Dataset records on visual material —
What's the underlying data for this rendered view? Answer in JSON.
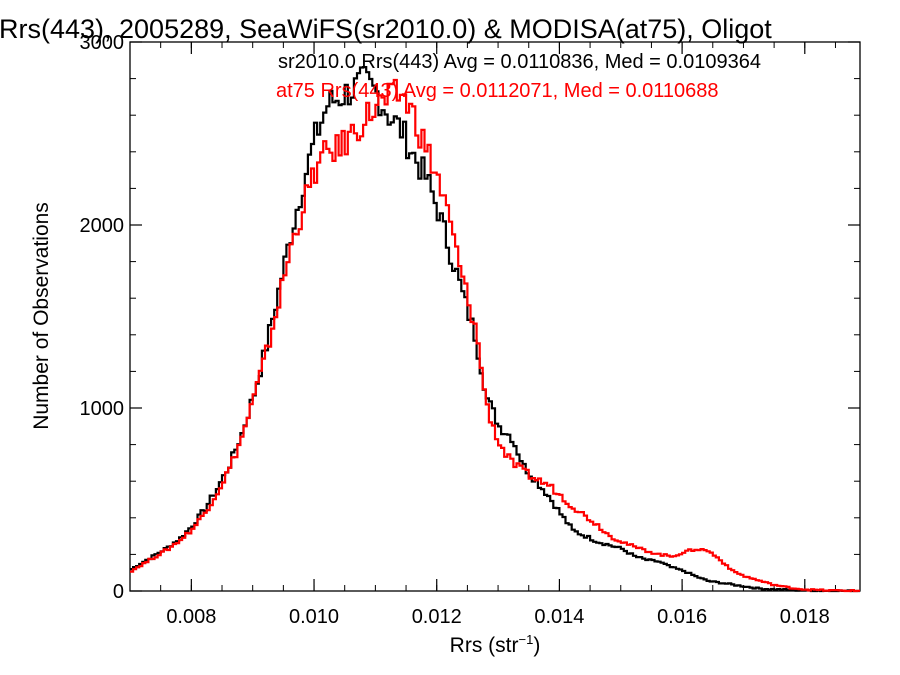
{
  "chart_data": {
    "type": "line",
    "style": "step-histogram",
    "title": "Rrs(443), 2005289, SeaWiFS(sr2010.0) & MODISA(at75), Oligot",
    "xlabel": "Rrs (str",
    "xlabel_sup": "−1",
    "xlabel_close": ")",
    "ylabel": "Number of Observations",
    "xlim": [
      0.007,
      0.0189
    ],
    "ylim": [
      0,
      3000
    ],
    "xticks": [
      0.008,
      0.01,
      0.012,
      0.014,
      0.016,
      0.018
    ],
    "xtick_labels": [
      "0.008",
      "0.010",
      "0.012",
      "0.014",
      "0.016",
      "0.018"
    ],
    "yticks": [
      0,
      1000,
      2000,
      3000
    ],
    "ytick_labels": [
      "0",
      "1000",
      "2000",
      "3000"
    ],
    "grid": false,
    "legend_position": "top-right",
    "series": [
      {
        "name": "sr2010.0 Rrs(443) Avg = 0.0110836, Med = 0.0109364",
        "color": "#000000",
        "points": [
          [
            0.007,
            120
          ],
          [
            0.0072,
            160
          ],
          [
            0.0074,
            200
          ],
          [
            0.0076,
            240
          ],
          [
            0.0078,
            290
          ],
          [
            0.008,
            360
          ],
          [
            0.0082,
            450
          ],
          [
            0.0084,
            560
          ],
          [
            0.0086,
            690
          ],
          [
            0.0088,
            860
          ],
          [
            0.009,
            1080
          ],
          [
            0.0092,
            1340
          ],
          [
            0.0094,
            1640
          ],
          [
            0.0096,
            1950
          ],
          [
            0.0098,
            2230
          ],
          [
            0.01,
            2480
          ],
          [
            0.0102,
            2660
          ],
          [
            0.0104,
            2700
          ],
          [
            0.0106,
            2740
          ],
          [
            0.0108,
            2780
          ],
          [
            0.011,
            2720
          ],
          [
            0.0112,
            2600
          ],
          [
            0.0114,
            2520
          ],
          [
            0.0116,
            2380
          ],
          [
            0.0118,
            2260
          ],
          [
            0.012,
            2080
          ],
          [
            0.0122,
            1850
          ],
          [
            0.0124,
            1620
          ],
          [
            0.0126,
            1400
          ],
          [
            0.0128,
            1050
          ],
          [
            0.013,
            900
          ],
          [
            0.0132,
            840
          ],
          [
            0.0134,
            680
          ],
          [
            0.0136,
            600
          ],
          [
            0.0138,
            520
          ],
          [
            0.014,
            420
          ],
          [
            0.0142,
            330
          ],
          [
            0.0144,
            300
          ],
          [
            0.0146,
            270
          ],
          [
            0.0148,
            250
          ],
          [
            0.015,
            230
          ],
          [
            0.0152,
            190
          ],
          [
            0.0154,
            170
          ],
          [
            0.0156,
            160
          ],
          [
            0.0158,
            130
          ],
          [
            0.016,
            110
          ],
          [
            0.0162,
            80
          ],
          [
            0.0164,
            55
          ],
          [
            0.0166,
            45
          ],
          [
            0.0168,
            35
          ],
          [
            0.017,
            25
          ],
          [
            0.0172,
            15
          ],
          [
            0.0174,
            10
          ],
          [
            0.0176,
            8
          ],
          [
            0.0178,
            5
          ],
          [
            0.018,
            3
          ],
          [
            0.0182,
            2
          ],
          [
            0.0184,
            1
          ],
          [
            0.0186,
            1
          ],
          [
            0.0188,
            0
          ]
        ]
      },
      {
        "name": "at75 Rrs(443) Avg = 0.0112071, Med = 0.0110688",
        "color": "#ff0000",
        "points": [
          [
            0.007,
            110
          ],
          [
            0.0072,
            150
          ],
          [
            0.0074,
            190
          ],
          [
            0.0076,
            230
          ],
          [
            0.0078,
            280
          ],
          [
            0.008,
            340
          ],
          [
            0.0082,
            430
          ],
          [
            0.0084,
            540
          ],
          [
            0.0086,
            670
          ],
          [
            0.0088,
            840
          ],
          [
            0.009,
            1060
          ],
          [
            0.0092,
            1300
          ],
          [
            0.0094,
            1580
          ],
          [
            0.0096,
            1880
          ],
          [
            0.0098,
            2100
          ],
          [
            0.01,
            2300
          ],
          [
            0.0102,
            2400
          ],
          [
            0.0104,
            2420
          ],
          [
            0.0106,
            2500
          ],
          [
            0.0108,
            2580
          ],
          [
            0.011,
            2650
          ],
          [
            0.0112,
            2680
          ],
          [
            0.0114,
            2720
          ],
          [
            0.0116,
            2600
          ],
          [
            0.0118,
            2420
          ],
          [
            0.012,
            2250
          ],
          [
            0.0122,
            2000
          ],
          [
            0.0124,
            1700
          ],
          [
            0.0126,
            1450
          ],
          [
            0.0128,
            1000
          ],
          [
            0.013,
            800
          ],
          [
            0.0132,
            700
          ],
          [
            0.0134,
            650
          ],
          [
            0.0136,
            610
          ],
          [
            0.0138,
            580
          ],
          [
            0.014,
            520
          ],
          [
            0.0142,
            460
          ],
          [
            0.0144,
            410
          ],
          [
            0.0146,
            360
          ],
          [
            0.0148,
            300
          ],
          [
            0.015,
            270
          ],
          [
            0.0152,
            240
          ],
          [
            0.0154,
            220
          ],
          [
            0.0156,
            200
          ],
          [
            0.0158,
            190
          ],
          [
            0.016,
            210
          ],
          [
            0.0162,
            230
          ],
          [
            0.0164,
            220
          ],
          [
            0.0166,
            170
          ],
          [
            0.0168,
            110
          ],
          [
            0.017,
            80
          ],
          [
            0.0172,
            60
          ],
          [
            0.0174,
            40
          ],
          [
            0.0176,
            25
          ],
          [
            0.0178,
            15
          ],
          [
            0.018,
            8
          ],
          [
            0.0182,
            5
          ],
          [
            0.0184,
            3
          ],
          [
            0.0186,
            2
          ],
          [
            0.0188,
            1
          ]
        ]
      }
    ]
  }
}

Your task — Skip the pictures, then retype every line above exactly.

Result —
What's the underlying data for this rendered view? Answer in JSON.
{
  "chart_data": {
    "type": "line",
    "style": "step-histogram",
    "title": "Rrs(443), 2005289, SeaWiFS(sr2010.0) & MODISA(at75), Oligot",
    "xlabel": "Rrs (str",
    "xlabel_sup": "−1",
    "xlabel_close": ")",
    "ylabel": "Number of Observations",
    "xlim": [
      0.007,
      0.0189
    ],
    "ylim": [
      0,
      3000
    ],
    "xticks": [
      0.008,
      0.01,
      0.012,
      0.014,
      0.016,
      0.018
    ],
    "xtick_labels": [
      "0.008",
      "0.010",
      "0.012",
      "0.014",
      "0.016",
      "0.018"
    ],
    "yticks": [
      0,
      1000,
      2000,
      3000
    ],
    "ytick_labels": [
      "0",
      "1000",
      "2000",
      "3000"
    ],
    "grid": false,
    "legend_position": "top-right",
    "series": [
      {
        "name": "sr2010.0 Rrs(443) Avg = 0.0110836, Med = 0.0109364",
        "color": "#000000",
        "points": [
          [
            0.007,
            120
          ],
          [
            0.0072,
            160
          ],
          [
            0.0074,
            200
          ],
          [
            0.0076,
            240
          ],
          [
            0.0078,
            290
          ],
          [
            0.008,
            360
          ],
          [
            0.0082,
            450
          ],
          [
            0.0084,
            560
          ],
          [
            0.0086,
            690
          ],
          [
            0.0088,
            860
          ],
          [
            0.009,
            1080
          ],
          [
            0.0092,
            1340
          ],
          [
            0.0094,
            1640
          ],
          [
            0.0096,
            1950
          ],
          [
            0.0098,
            2230
          ],
          [
            0.01,
            2480
          ],
          [
            0.0102,
            2660
          ],
          [
            0.0104,
            2700
          ],
          [
            0.0106,
            2740
          ],
          [
            0.0108,
            2780
          ],
          [
            0.011,
            2720
          ],
          [
            0.0112,
            2600
          ],
          [
            0.0114,
            2520
          ],
          [
            0.0116,
            2380
          ],
          [
            0.0118,
            2260
          ],
          [
            0.012,
            2080
          ],
          [
            0.0122,
            1850
          ],
          [
            0.0124,
            1620
          ],
          [
            0.0126,
            1400
          ],
          [
            0.0128,
            1050
          ],
          [
            0.013,
            900
          ],
          [
            0.0132,
            840
          ],
          [
            0.0134,
            680
          ],
          [
            0.0136,
            600
          ],
          [
            0.0138,
            520
          ],
          [
            0.014,
            420
          ],
          [
            0.0142,
            330
          ],
          [
            0.0144,
            300
          ],
          [
            0.0146,
            270
          ],
          [
            0.0148,
            250
          ],
          [
            0.015,
            230
          ],
          [
            0.0152,
            190
          ],
          [
            0.0154,
            170
          ],
          [
            0.0156,
            160
          ],
          [
            0.0158,
            130
          ],
          [
            0.016,
            110
          ],
          [
            0.0162,
            80
          ],
          [
            0.0164,
            55
          ],
          [
            0.0166,
            45
          ],
          [
            0.0168,
            35
          ],
          [
            0.017,
            25
          ],
          [
            0.0172,
            15
          ],
          [
            0.0174,
            10
          ],
          [
            0.0176,
            8
          ],
          [
            0.0178,
            5
          ],
          [
            0.018,
            3
          ],
          [
            0.0182,
            2
          ],
          [
            0.0184,
            1
          ],
          [
            0.0186,
            1
          ],
          [
            0.0188,
            0
          ]
        ]
      },
      {
        "name": "at75 Rrs(443) Avg = 0.0112071, Med = 0.0110688",
        "color": "#ff0000",
        "points": [
          [
            0.007,
            110
          ],
          [
            0.0072,
            150
          ],
          [
            0.0074,
            190
          ],
          [
            0.0076,
            230
          ],
          [
            0.0078,
            280
          ],
          [
            0.008,
            340
          ],
          [
            0.0082,
            430
          ],
          [
            0.0084,
            540
          ],
          [
            0.0086,
            670
          ],
          [
            0.0088,
            840
          ],
          [
            0.009,
            1060
          ],
          [
            0.0092,
            1300
          ],
          [
            0.0094,
            1580
          ],
          [
            0.0096,
            1880
          ],
          [
            0.0098,
            2100
          ],
          [
            0.01,
            2300
          ],
          [
            0.0102,
            2400
          ],
          [
            0.0104,
            2420
          ],
          [
            0.0106,
            2500
          ],
          [
            0.0108,
            2580
          ],
          [
            0.011,
            2650
          ],
          [
            0.0112,
            2680
          ],
          [
            0.0114,
            2720
          ],
          [
            0.0116,
            2600
          ],
          [
            0.0118,
            2420
          ],
          [
            0.012,
            2250
          ],
          [
            0.0122,
            2000
          ],
          [
            0.0124,
            1700
          ],
          [
            0.0126,
            1450
          ],
          [
            0.0128,
            1000
          ],
          [
            0.013,
            800
          ],
          [
            0.0132,
            700
          ],
          [
            0.0134,
            650
          ],
          [
            0.0136,
            610
          ],
          [
            0.0138,
            580
          ],
          [
            0.014,
            520
          ],
          [
            0.0142,
            460
          ],
          [
            0.0144,
            410
          ],
          [
            0.0146,
            360
          ],
          [
            0.0148,
            300
          ],
          [
            0.015,
            270
          ],
          [
            0.0152,
            240
          ],
          [
            0.0154,
            220
          ],
          [
            0.0156,
            200
          ],
          [
            0.0158,
            190
          ],
          [
            0.016,
            210
          ],
          [
            0.0162,
            230
          ],
          [
            0.0164,
            220
          ],
          [
            0.0166,
            170
          ],
          [
            0.0168,
            110
          ],
          [
            0.017,
            80
          ],
          [
            0.0172,
            60
          ],
          [
            0.0174,
            40
          ],
          [
            0.0176,
            25
          ],
          [
            0.0178,
            15
          ],
          [
            0.018,
            8
          ],
          [
            0.0182,
            5
          ],
          [
            0.0184,
            3
          ],
          [
            0.0186,
            2
          ],
          [
            0.0188,
            1
          ]
        ]
      }
    ]
  }
}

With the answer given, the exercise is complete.